Problem details:
Your task is to reproduce the entries below word for word.

Supplied records:
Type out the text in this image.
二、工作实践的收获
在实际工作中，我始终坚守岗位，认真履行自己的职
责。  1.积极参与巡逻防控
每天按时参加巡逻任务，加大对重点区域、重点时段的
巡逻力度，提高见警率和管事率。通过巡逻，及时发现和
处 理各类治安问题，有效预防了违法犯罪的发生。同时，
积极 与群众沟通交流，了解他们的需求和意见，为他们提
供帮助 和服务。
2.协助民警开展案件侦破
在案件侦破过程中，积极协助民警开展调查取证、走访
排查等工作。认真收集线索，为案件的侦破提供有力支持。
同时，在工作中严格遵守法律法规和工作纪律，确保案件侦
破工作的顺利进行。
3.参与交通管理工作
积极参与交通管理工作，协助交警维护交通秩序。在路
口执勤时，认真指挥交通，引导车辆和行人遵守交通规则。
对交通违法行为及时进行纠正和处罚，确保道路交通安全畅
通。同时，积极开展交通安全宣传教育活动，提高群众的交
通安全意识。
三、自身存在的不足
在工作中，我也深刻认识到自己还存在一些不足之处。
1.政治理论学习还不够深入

Correct output:
Type out the text in this image.
二、工作实践的收获
在实际工作中，我始终坚守岗位，认真履行自己的职
责。  1.积极参与巡逻防控
每天按时参加巡逻任务，加大对重点区域、重点时段的
巡逻力度，提高见警率和管事率。通过巡逻，及时发现和
处 理各类治安问题，有效预防了违法犯罪的发生。同时，
积极 与群众沟通交流，了解他们的需求和意见，为他们提
供帮助 和服务。
2.协助民警开展案件侦破
在案件侦破过程中，积极协助民警开展调查取证、走访
排查等工作。认真收集线索，为案件的侦破提供有力支持。
同时，在工作中严格遵守法律法规和工作纪律，确保案件侦
破工作的顺利进行。
3.参与交通管理工作
积极参与交通管理工作，协助交警维护交通秩序。在路
口执勤时，认真指挥交通，引导车辆和行人遵守交通规则。
对交通违法行为及时进行纠正和处罚，确保道路交通安全畅
通。同时，积极开展交通安全宣传教育活动，提高群众的交
通安全意识。
三、自身存在的不足
在工作中，我也深刻认识到自己还存在一些不足之处。
1.政治理论学习还不够深入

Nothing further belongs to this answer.